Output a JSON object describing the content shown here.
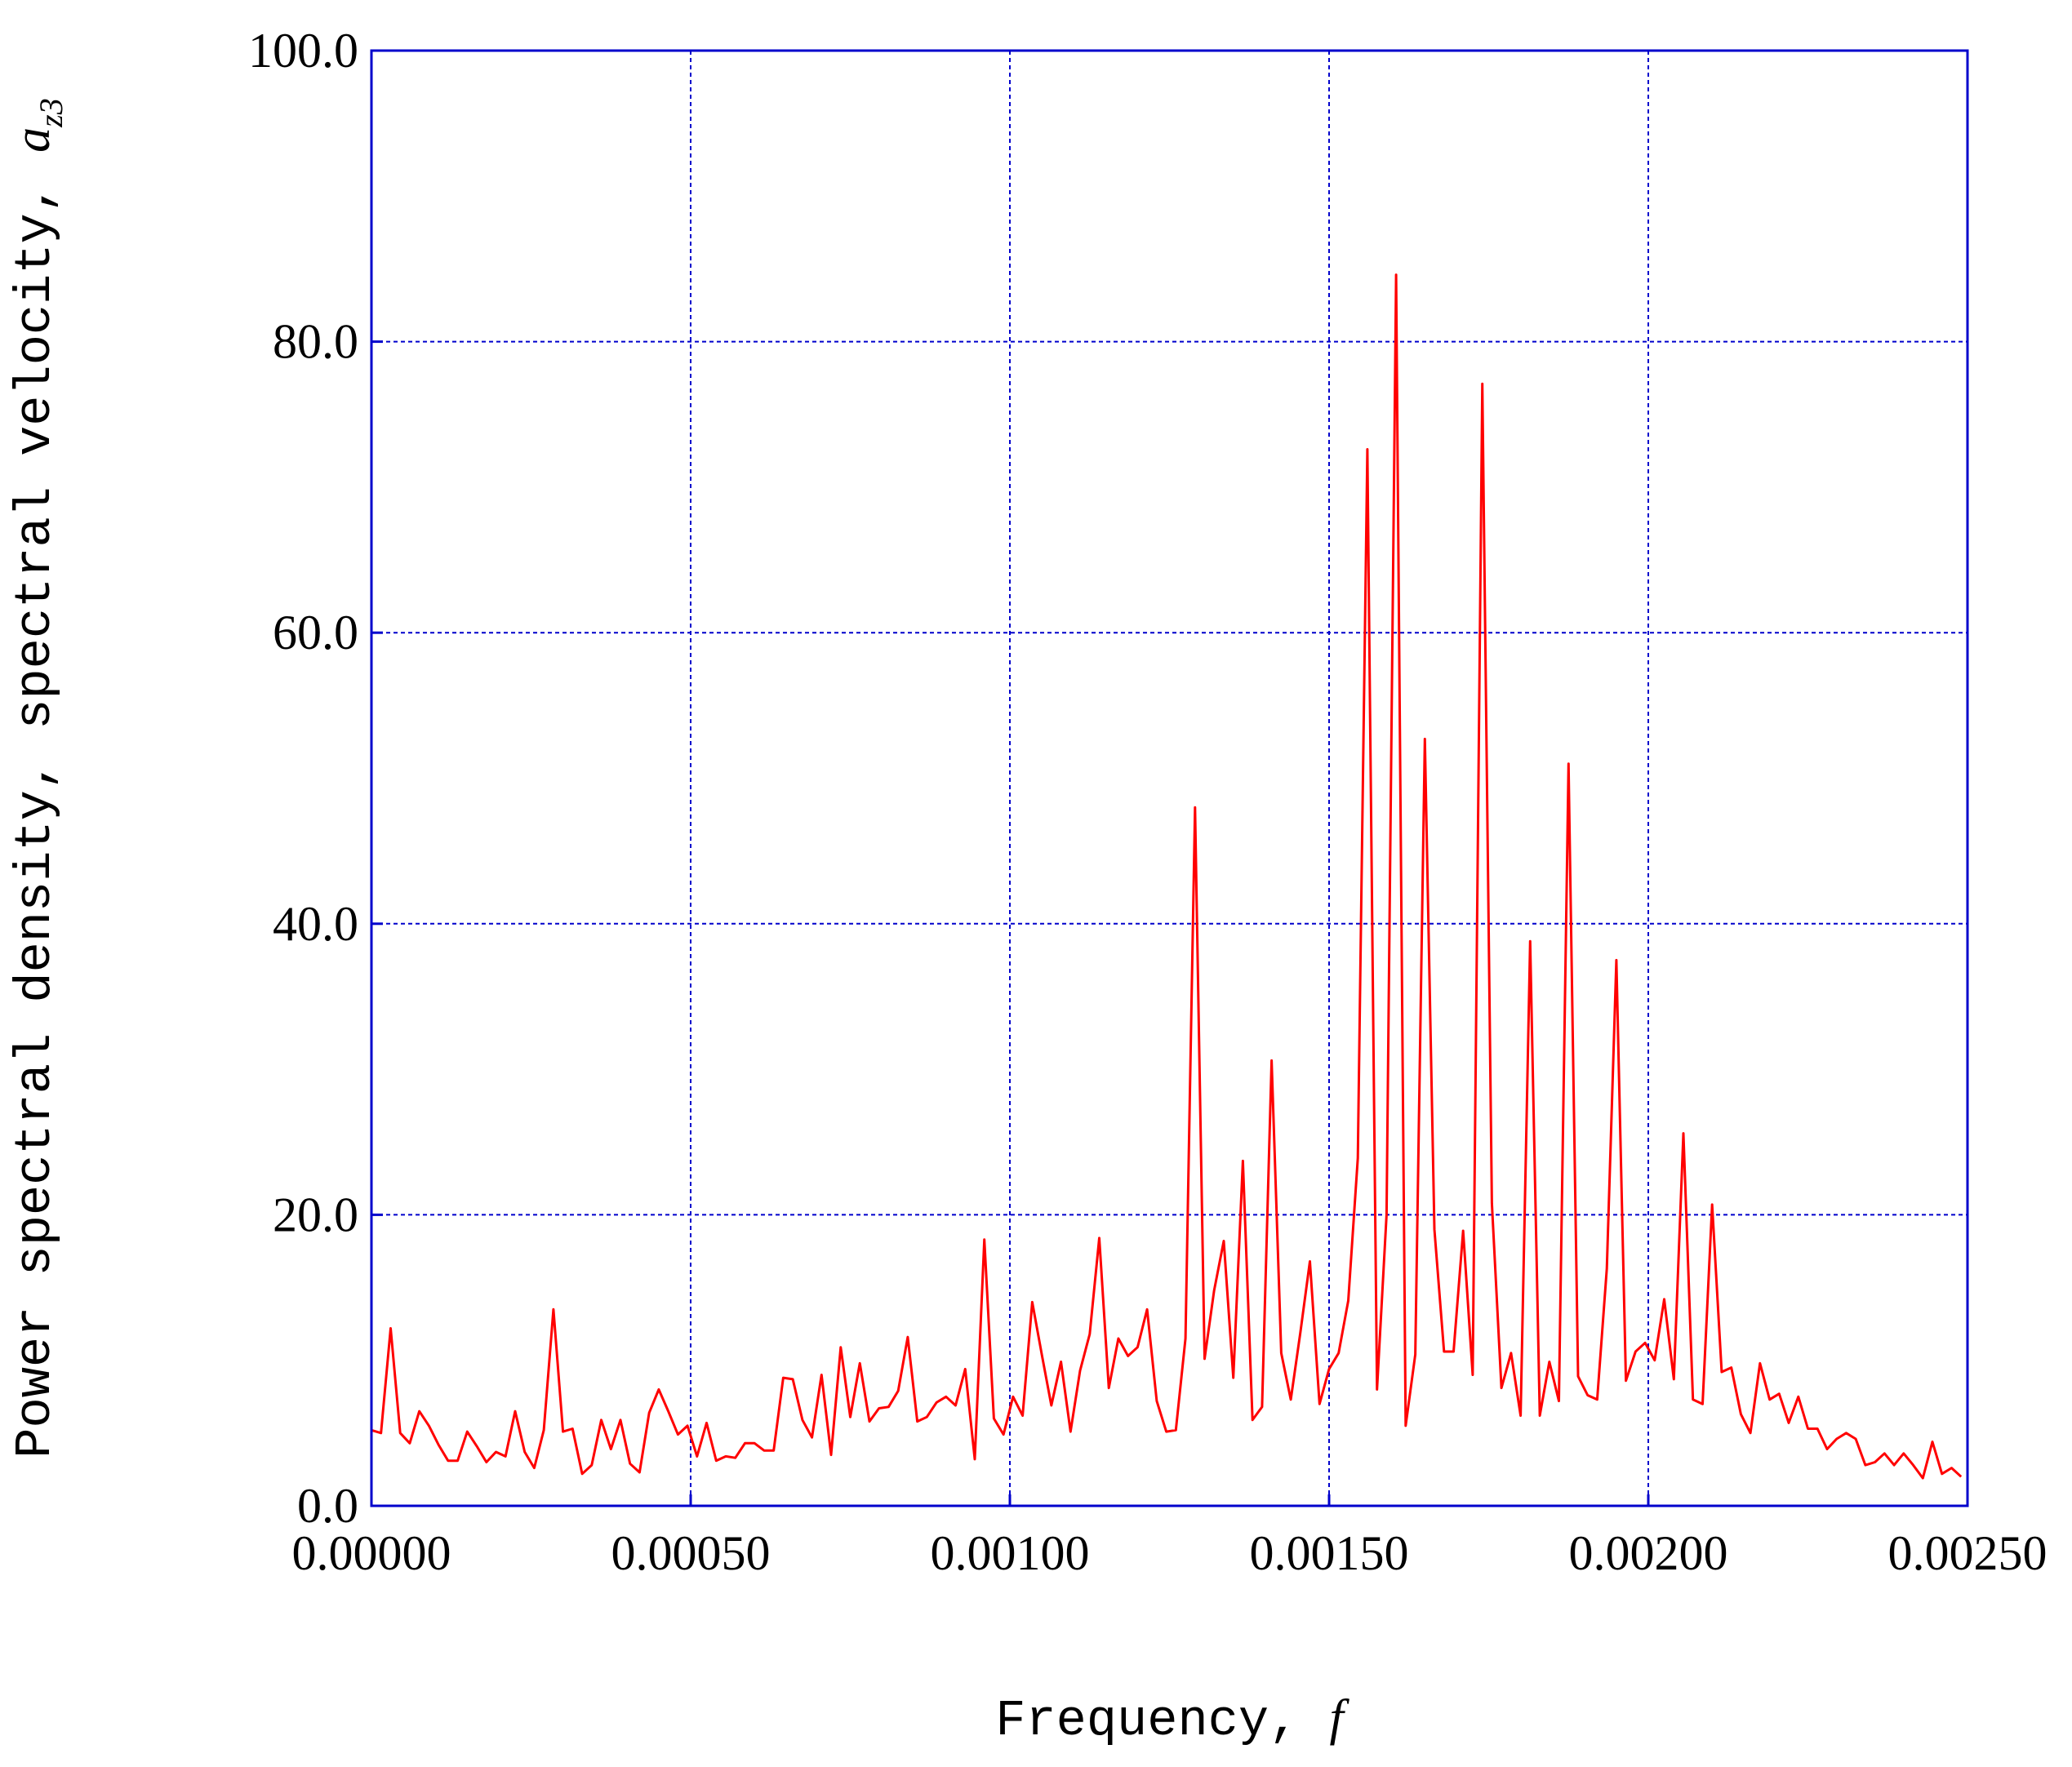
{
  "chart_data": {
    "type": "line",
    "xlabel": "Frequency, ",
    "xlabel_var": "f",
    "ylabel": "Power spectral density, spectral velocity, ",
    "ylabel_var": "a",
    "ylabel_sub": "z3",
    "xlim": [
      0.0,
      0.0025
    ],
    "ylim": [
      0.0,
      100.0
    ],
    "x_ticks": [
      0.0,
      0.0005,
      0.001,
      0.0015,
      0.002,
      0.0025
    ],
    "x_tick_labels": [
      "0.00000",
      "0.00050",
      "0.00100",
      "0.00150",
      "0.00200",
      "0.00250"
    ],
    "y_ticks": [
      0,
      20,
      40,
      60,
      80,
      100
    ],
    "y_tick_labels": [
      "0.0",
      "20.0",
      "40.0",
      "60.0",
      "80.0",
      "100.0"
    ],
    "grid": true,
    "colors": {
      "line": "#ff0000",
      "frame": "#0000cc",
      "grid": "#0000cc"
    },
    "series": [
      {
        "x": [
          0.0,
          1.5e-05,
          3e-05,
          4.5e-05,
          6e-05,
          7.5e-05,
          9e-05,
          0.000105,
          0.00012,
          0.000135,
          0.00015,
          0.000165,
          0.00018,
          0.000195,
          0.00021,
          0.000225,
          0.00024,
          0.000255,
          0.00027,
          0.000285,
          0.0003,
          0.000315,
          0.00033,
          0.000345,
          0.00036,
          0.000375,
          0.00039,
          0.000405,
          0.00042,
          0.000435,
          0.00045,
          0.000465,
          0.00048,
          0.000495,
          0.00051,
          0.000525,
          0.00054,
          0.000555,
          0.00057,
          0.000585,
          0.0006,
          0.000615,
          0.00063,
          0.000645,
          0.00066,
          0.000675,
          0.00069,
          0.000705,
          0.00072,
          0.000735,
          0.00075,
          0.000765,
          0.00078,
          0.000795,
          0.00081,
          0.000825,
          0.00084,
          0.000855,
          0.00087,
          0.000885,
          0.0009,
          0.000915,
          0.00093,
          0.000945,
          0.00096,
          0.000975,
          0.00099,
          0.001005,
          0.00102,
          0.001035,
          0.00105,
          0.001065,
          0.00108,
          0.001095,
          0.00111,
          0.001125,
          0.00114,
          0.001155,
          0.00117,
          0.001185,
          0.0012,
          0.001215,
          0.00123,
          0.001245,
          0.00126,
          0.001275,
          0.00129,
          0.001305,
          0.00132,
          0.001335,
          0.00135,
          0.001365,
          0.00138,
          0.001395,
          0.00141,
          0.001425,
          0.00144,
          0.001455,
          0.00147,
          0.001485,
          0.0015,
          0.001515,
          0.00153,
          0.001545,
          0.00156,
          0.001575,
          0.00159,
          0.001605,
          0.00162,
          0.001635,
          0.00165,
          0.001665,
          0.00168,
          0.001695,
          0.00171,
          0.001725,
          0.00174,
          0.001755,
          0.00177,
          0.001785,
          0.0018,
          0.001815,
          0.00183,
          0.001845,
          0.00186,
          0.001875,
          0.00189,
          0.001905,
          0.00192,
          0.001935,
          0.00195,
          0.001965,
          0.00198,
          0.001995,
          0.00201,
          0.002025,
          0.00204,
          0.002055,
          0.00207,
          0.002085,
          0.0021,
          0.002115,
          0.00213,
          0.002145,
          0.00216,
          0.002175,
          0.00219,
          0.002205,
          0.00222,
          0.002235,
          0.00225,
          0.002265,
          0.00228,
          0.002295,
          0.00231,
          0.002325,
          0.00234,
          0.002355,
          0.00237,
          0.002385,
          0.0024,
          0.002415,
          0.00243,
          0.002445,
          0.00246,
          0.002475,
          0.00249
        ],
        "values": [
          5.2,
          5.0,
          12.2,
          5.0,
          4.3,
          6.5,
          5.5,
          4.2,
          3.1,
          3.1,
          5.1,
          4.1,
          3.0,
          3.7,
          3.4,
          6.5,
          3.7,
          2.6,
          5.2,
          13.5,
          5.1,
          5.3,
          2.2,
          2.8,
          5.9,
          3.9,
          5.9,
          2.9,
          2.3,
          6.4,
          8.0,
          6.5,
          4.9,
          5.5,
          3.4,
          5.7,
          3.1,
          3.4,
          3.3,
          4.3,
          4.3,
          3.8,
          3.8,
          8.8,
          8.7,
          5.9,
          4.7,
          9.0,
          3.5,
          10.9,
          6.1,
          9.8,
          5.8,
          6.7,
          6.8,
          7.9,
          11.6,
          5.8,
          6.1,
          7.1,
          7.5,
          6.9,
          9.4,
          3.2,
          18.3,
          6.0,
          4.9,
          7.5,
          6.2,
          14.0,
          10.4,
          6.9,
          9.9,
          5.1,
          9.3,
          11.8,
          18.4,
          8.1,
          11.5,
          10.3,
          10.9,
          13.5,
          7.2,
          5.1,
          5.2,
          11.5,
          48.0,
          10.1,
          14.8,
          18.2,
          8.8,
          23.7,
          5.9,
          6.8,
          30.6,
          10.5,
          7.3,
          11.9,
          16.8,
          7.0,
          9.4,
          10.5,
          14.1,
          23.9,
          72.6,
          8.0,
          20.0,
          84.6,
          5.5,
          10.4,
          52.7,
          19.0,
          10.6,
          10.6,
          18.9,
          9.0,
          77.1,
          20.8,
          8.1,
          10.5,
          6.2,
          38.8,
          6.2,
          9.9,
          7.2,
          51.0,
          8.9,
          7.6,
          7.3,
          16.3,
          37.5,
          8.6,
          10.6,
          11.2,
          10.0,
          14.2,
          8.7,
          25.6,
          7.3,
          7.0,
          20.7,
          9.2,
          9.5,
          6.3,
          5.0,
          9.8,
          7.3,
          7.7,
          5.7,
          7.5,
          5.3,
          5.3,
          3.9,
          4.6,
          5.0,
          4.6,
          2.8,
          3.0,
          3.6,
          2.8,
          3.6,
          2.8,
          1.9,
          4.4,
          2.2,
          2.6,
          2.0
        ]
      }
    ]
  }
}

# Written exercise
Reproduce all entries without any change, and omit the pictures.

# Task answer
Output a JSON object describing the content shown here.
{
  "chart_data": {
    "type": "line",
    "xlabel": "Frequency, ",
    "xlabel_var": "f",
    "ylabel": "Power spectral density, spectral velocity, ",
    "ylabel_var": "a",
    "ylabel_sub": "z3",
    "xlim": [
      0.0,
      0.0025
    ],
    "ylim": [
      0.0,
      100.0
    ],
    "x_ticks": [
      0.0,
      0.0005,
      0.001,
      0.0015,
      0.002,
      0.0025
    ],
    "x_tick_labels": [
      "0.00000",
      "0.00050",
      "0.00100",
      "0.00150",
      "0.00200",
      "0.00250"
    ],
    "y_ticks": [
      0,
      20,
      40,
      60,
      80,
      100
    ],
    "y_tick_labels": [
      "0.0",
      "20.0",
      "40.0",
      "60.0",
      "80.0",
      "100.0"
    ],
    "grid": true,
    "colors": {
      "line": "#ff0000",
      "frame": "#0000cc",
      "grid": "#0000cc"
    },
    "series": [
      {
        "x": [
          0.0,
          1.5e-05,
          3e-05,
          4.5e-05,
          6e-05,
          7.5e-05,
          9e-05,
          0.000105,
          0.00012,
          0.000135,
          0.00015,
          0.000165,
          0.00018,
          0.000195,
          0.00021,
          0.000225,
          0.00024,
          0.000255,
          0.00027,
          0.000285,
          0.0003,
          0.000315,
          0.00033,
          0.000345,
          0.00036,
          0.000375,
          0.00039,
          0.000405,
          0.00042,
          0.000435,
          0.00045,
          0.000465,
          0.00048,
          0.000495,
          0.00051,
          0.000525,
          0.00054,
          0.000555,
          0.00057,
          0.000585,
          0.0006,
          0.000615,
          0.00063,
          0.000645,
          0.00066,
          0.000675,
          0.00069,
          0.000705,
          0.00072,
          0.000735,
          0.00075,
          0.000765,
          0.00078,
          0.000795,
          0.00081,
          0.000825,
          0.00084,
          0.000855,
          0.00087,
          0.000885,
          0.0009,
          0.000915,
          0.00093,
          0.000945,
          0.00096,
          0.000975,
          0.00099,
          0.001005,
          0.00102,
          0.001035,
          0.00105,
          0.001065,
          0.00108,
          0.001095,
          0.00111,
          0.001125,
          0.00114,
          0.001155,
          0.00117,
          0.001185,
          0.0012,
          0.001215,
          0.00123,
          0.001245,
          0.00126,
          0.001275,
          0.00129,
          0.001305,
          0.00132,
          0.001335,
          0.00135,
          0.001365,
          0.00138,
          0.001395,
          0.00141,
          0.001425,
          0.00144,
          0.001455,
          0.00147,
          0.001485,
          0.0015,
          0.001515,
          0.00153,
          0.001545,
          0.00156,
          0.001575,
          0.00159,
          0.001605,
          0.00162,
          0.001635,
          0.00165,
          0.001665,
          0.00168,
          0.001695,
          0.00171,
          0.001725,
          0.00174,
          0.001755,
          0.00177,
          0.001785,
          0.0018,
          0.001815,
          0.00183,
          0.001845,
          0.00186,
          0.001875,
          0.00189,
          0.001905,
          0.00192,
          0.001935,
          0.00195,
          0.001965,
          0.00198,
          0.001995,
          0.00201,
          0.002025,
          0.00204,
          0.002055,
          0.00207,
          0.002085,
          0.0021,
          0.002115,
          0.00213,
          0.002145,
          0.00216,
          0.002175,
          0.00219,
          0.002205,
          0.00222,
          0.002235,
          0.00225,
          0.002265,
          0.00228,
          0.002295,
          0.00231,
          0.002325,
          0.00234,
          0.002355,
          0.00237,
          0.002385,
          0.0024,
          0.002415,
          0.00243,
          0.002445,
          0.00246,
          0.002475,
          0.00249
        ],
        "values": [
          5.2,
          5.0,
          12.2,
          5.0,
          4.3,
          6.5,
          5.5,
          4.2,
          3.1,
          3.1,
          5.1,
          4.1,
          3.0,
          3.7,
          3.4,
          6.5,
          3.7,
          2.6,
          5.2,
          13.5,
          5.1,
          5.3,
          2.2,
          2.8,
          5.9,
          3.9,
          5.9,
          2.9,
          2.3,
          6.4,
          8.0,
          6.5,
          4.9,
          5.5,
          3.4,
          5.7,
          3.1,
          3.4,
          3.3,
          4.3,
          4.3,
          3.8,
          3.8,
          8.8,
          8.7,
          5.9,
          4.7,
          9.0,
          3.5,
          10.9,
          6.1,
          9.8,
          5.8,
          6.7,
          6.8,
          7.9,
          11.6,
          5.8,
          6.1,
          7.1,
          7.5,
          6.9,
          9.4,
          3.2,
          18.3,
          6.0,
          4.9,
          7.5,
          6.2,
          14.0,
          10.4,
          6.9,
          9.9,
          5.1,
          9.3,
          11.8,
          18.4,
          8.1,
          11.5,
          10.3,
          10.9,
          13.5,
          7.2,
          5.1,
          5.2,
          11.5,
          48.0,
          10.1,
          14.8,
          18.2,
          8.8,
          23.7,
          5.9,
          6.8,
          30.6,
          10.5,
          7.3,
          11.9,
          16.8,
          7.0,
          9.4,
          10.5,
          14.1,
          23.9,
          72.6,
          8.0,
          20.0,
          84.6,
          5.5,
          10.4,
          52.7,
          19.0,
          10.6,
          10.6,
          18.9,
          9.0,
          77.1,
          20.8,
          8.1,
          10.5,
          6.2,
          38.8,
          6.2,
          9.9,
          7.2,
          51.0,
          8.9,
          7.6,
          7.3,
          16.3,
          37.5,
          8.6,
          10.6,
          11.2,
          10.0,
          14.2,
          8.7,
          25.6,
          7.3,
          7.0,
          20.7,
          9.2,
          9.5,
          6.3,
          5.0,
          9.8,
          7.3,
          7.7,
          5.7,
          7.5,
          5.3,
          5.3,
          3.9,
          4.6,
          5.0,
          4.6,
          2.8,
          3.0,
          3.6,
          2.8,
          3.6,
          2.8,
          1.9,
          4.4,
          2.2,
          2.6,
          2.0
        ]
      }
    ]
  }
}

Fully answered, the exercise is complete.